## EXERCISE DIRECTIONS
Below is a listing; write it out exactly and drop any images from it.

## SUPPLIED DATA
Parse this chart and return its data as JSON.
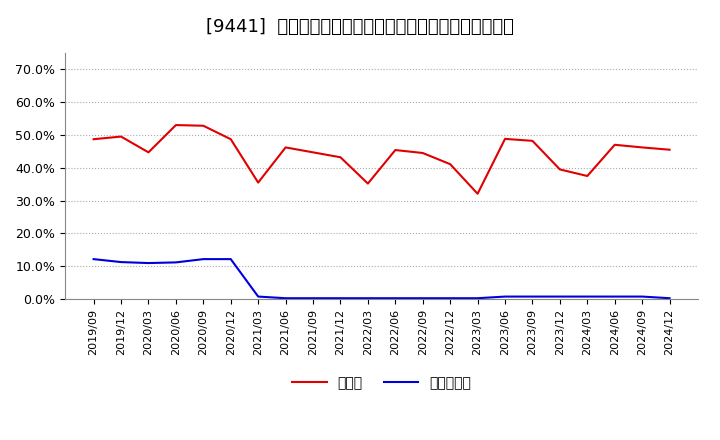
{
  "title": "[9441]  現預金、有利子負債の総資産に対する比率の推移",
  "x_labels": [
    "2019/09",
    "2019/12",
    "2020/03",
    "2020/06",
    "2020/09",
    "2020/12",
    "2021/03",
    "2021/06",
    "2021/09",
    "2021/12",
    "2022/03",
    "2022/06",
    "2022/09",
    "2022/12",
    "2023/03",
    "2023/06",
    "2023/09",
    "2023/12",
    "2024/03",
    "2024/06",
    "2024/09",
    "2024/12"
  ],
  "cash": [
    0.487,
    0.495,
    0.447,
    0.53,
    0.528,
    0.487,
    0.355,
    0.462,
    0.447,
    0.432,
    0.352,
    0.454,
    0.445,
    0.411,
    0.321,
    0.488,
    0.482,
    0.395,
    0.375,
    0.47,
    0.462,
    0.455
  ],
  "debt": [
    0.122,
    0.113,
    0.11,
    0.112,
    0.122,
    0.122,
    0.008,
    0.003,
    0.003,
    0.003,
    0.003,
    0.003,
    0.003,
    0.003,
    0.003,
    0.008,
    0.008,
    0.008,
    0.008,
    0.008,
    0.008,
    0.003
  ],
  "cash_color": "#e00000",
  "debt_color": "#0000dd",
  "background_color": "#ffffff",
  "grid_color": "#aaaaaa",
  "ylim": [
    0.0,
    0.75
  ],
  "yticks": [
    0.0,
    0.1,
    0.2,
    0.3,
    0.4,
    0.5,
    0.6,
    0.7
  ],
  "legend_cash": "現預金",
  "legend_debt": "有利子負債",
  "title_fontsize": 13,
  "axis_fontsize": 9
}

## FULL RESPONSE
Parse this chart and return its data as JSON.
{
  "title": "[9441]  現預金、有利子負債の総資産に対する比率の推移",
  "x_labels": [
    "2019/09",
    "2019/12",
    "2020/03",
    "2020/06",
    "2020/09",
    "2020/12",
    "2021/03",
    "2021/06",
    "2021/09",
    "2021/12",
    "2022/03",
    "2022/06",
    "2022/09",
    "2022/12",
    "2023/03",
    "2023/06",
    "2023/09",
    "2023/12",
    "2024/03",
    "2024/06",
    "2024/09",
    "2024/12"
  ],
  "cash": [
    0.487,
    0.495,
    0.447,
    0.53,
    0.528,
    0.487,
    0.355,
    0.462,
    0.447,
    0.432,
    0.352,
    0.454,
    0.445,
    0.411,
    0.321,
    0.488,
    0.482,
    0.395,
    0.375,
    0.47,
    0.462,
    0.455
  ],
  "debt": [
    0.122,
    0.113,
    0.11,
    0.112,
    0.122,
    0.122,
    0.008,
    0.003,
    0.003,
    0.003,
    0.003,
    0.003,
    0.003,
    0.003,
    0.003,
    0.008,
    0.008,
    0.008,
    0.008,
    0.008,
    0.008,
    0.003
  ],
  "cash_color": "#e00000",
  "debt_color": "#0000dd",
  "background_color": "#ffffff",
  "grid_color": "#aaaaaa",
  "ylim": [
    0.0,
    0.75
  ],
  "yticks": [
    0.0,
    0.1,
    0.2,
    0.3,
    0.4,
    0.5,
    0.6,
    0.7
  ],
  "legend_cash": "現預金",
  "legend_debt": "有利子負債",
  "title_fontsize": 13,
  "axis_fontsize": 9
}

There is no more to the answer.